[Records from a collection of figures]
# # # # # # #
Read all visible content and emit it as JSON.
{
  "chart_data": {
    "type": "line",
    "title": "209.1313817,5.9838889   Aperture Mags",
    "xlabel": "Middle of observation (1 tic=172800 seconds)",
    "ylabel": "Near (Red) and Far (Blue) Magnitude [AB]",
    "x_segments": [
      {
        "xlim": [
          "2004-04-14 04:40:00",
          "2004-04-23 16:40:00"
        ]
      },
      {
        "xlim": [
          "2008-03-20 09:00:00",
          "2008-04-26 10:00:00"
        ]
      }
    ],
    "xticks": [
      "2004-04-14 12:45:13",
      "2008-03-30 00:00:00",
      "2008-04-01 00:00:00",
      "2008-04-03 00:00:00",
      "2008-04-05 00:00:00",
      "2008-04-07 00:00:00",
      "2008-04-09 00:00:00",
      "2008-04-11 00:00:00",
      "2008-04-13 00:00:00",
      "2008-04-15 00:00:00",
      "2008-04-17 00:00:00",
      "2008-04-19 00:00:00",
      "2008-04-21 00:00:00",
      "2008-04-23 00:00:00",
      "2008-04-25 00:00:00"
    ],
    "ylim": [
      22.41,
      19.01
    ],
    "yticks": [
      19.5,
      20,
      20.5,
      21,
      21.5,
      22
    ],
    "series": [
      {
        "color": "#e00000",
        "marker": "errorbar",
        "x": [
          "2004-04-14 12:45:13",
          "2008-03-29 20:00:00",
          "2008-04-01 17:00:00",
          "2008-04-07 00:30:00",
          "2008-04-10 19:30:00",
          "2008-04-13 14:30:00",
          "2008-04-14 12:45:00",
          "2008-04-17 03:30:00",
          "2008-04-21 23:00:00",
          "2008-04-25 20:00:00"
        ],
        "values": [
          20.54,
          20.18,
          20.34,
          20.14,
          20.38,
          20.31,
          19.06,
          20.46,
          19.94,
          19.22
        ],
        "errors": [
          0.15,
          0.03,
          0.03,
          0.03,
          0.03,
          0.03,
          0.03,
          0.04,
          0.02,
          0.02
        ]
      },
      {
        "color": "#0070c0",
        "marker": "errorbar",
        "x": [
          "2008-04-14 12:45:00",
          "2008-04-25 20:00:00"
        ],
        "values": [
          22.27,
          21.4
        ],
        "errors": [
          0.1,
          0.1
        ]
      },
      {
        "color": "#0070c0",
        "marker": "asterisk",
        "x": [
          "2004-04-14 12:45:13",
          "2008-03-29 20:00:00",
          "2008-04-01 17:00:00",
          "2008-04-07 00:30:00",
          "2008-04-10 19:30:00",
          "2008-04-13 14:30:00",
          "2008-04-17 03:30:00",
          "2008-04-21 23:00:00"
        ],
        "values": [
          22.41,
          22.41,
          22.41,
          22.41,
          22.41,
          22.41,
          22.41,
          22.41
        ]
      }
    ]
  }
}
# # # # # # #
Print out the whole listing exactly as it appears.

§ Answer to this task
Read all visible content and emit it as JSON.
{
  "chart_data": {
    "type": "line",
    "title": "209.1313817,5.9838889   Aperture Mags",
    "xlabel": "Middle of observation (1 tic=172800 seconds)",
    "ylabel": "Near (Red) and Far (Blue) Magnitude [AB]",
    "x_segments": [
      {
        "xlim": [
          "2004-04-14 04:40:00",
          "2004-04-23 16:40:00"
        ]
      },
      {
        "xlim": [
          "2008-03-20 09:00:00",
          "2008-04-26 10:00:00"
        ]
      }
    ],
    "xticks": [
      "2004-04-14 12:45:13",
      "2008-03-30 00:00:00",
      "2008-04-01 00:00:00",
      "2008-04-03 00:00:00",
      "2008-04-05 00:00:00",
      "2008-04-07 00:00:00",
      "2008-04-09 00:00:00",
      "2008-04-11 00:00:00",
      "2008-04-13 00:00:00",
      "2008-04-15 00:00:00",
      "2008-04-17 00:00:00",
      "2008-04-19 00:00:00",
      "2008-04-21 00:00:00",
      "2008-04-23 00:00:00",
      "2008-04-25 00:00:00"
    ],
    "ylim": [
      22.41,
      19.01
    ],
    "yticks": [
      19.5,
      20,
      20.5,
      21,
      21.5,
      22
    ],
    "series": [
      {
        "color": "#e00000",
        "marker": "errorbar",
        "x": [
          "2004-04-14 12:45:13",
          "2008-03-29 20:00:00",
          "2008-04-01 17:00:00",
          "2008-04-07 00:30:00",
          "2008-04-10 19:30:00",
          "2008-04-13 14:30:00",
          "2008-04-14 12:45:00",
          "2008-04-17 03:30:00",
          "2008-04-21 23:00:00",
          "2008-04-25 20:00:00"
        ],
        "values": [
          20.54,
          20.18,
          20.34,
          20.14,
          20.38,
          20.31,
          19.06,
          20.46,
          19.94,
          19.22
        ],
        "errors": [
          0.15,
          0.03,
          0.03,
          0.03,
          0.03,
          0.03,
          0.03,
          0.04,
          0.02,
          0.02
        ]
      },
      {
        "color": "#0070c0",
        "marker": "errorbar",
        "x": [
          "2008-04-14 12:45:00",
          "2008-04-25 20:00:00"
        ],
        "values": [
          22.27,
          21.4
        ],
        "errors": [
          0.1,
          0.1
        ]
      },
      {
        "color": "#0070c0",
        "marker": "asterisk",
        "x": [
          "2004-04-14 12:45:13",
          "2008-03-29 20:00:00",
          "2008-04-01 17:00:00",
          "2008-04-07 00:30:00",
          "2008-04-10 19:30:00",
          "2008-04-13 14:30:00",
          "2008-04-17 03:30:00",
          "2008-04-21 23:00:00"
        ],
        "values": [
          22.41,
          22.41,
          22.41,
          22.41,
          22.41,
          22.41,
          22.41,
          22.41
        ]
      }
    ]
  }
}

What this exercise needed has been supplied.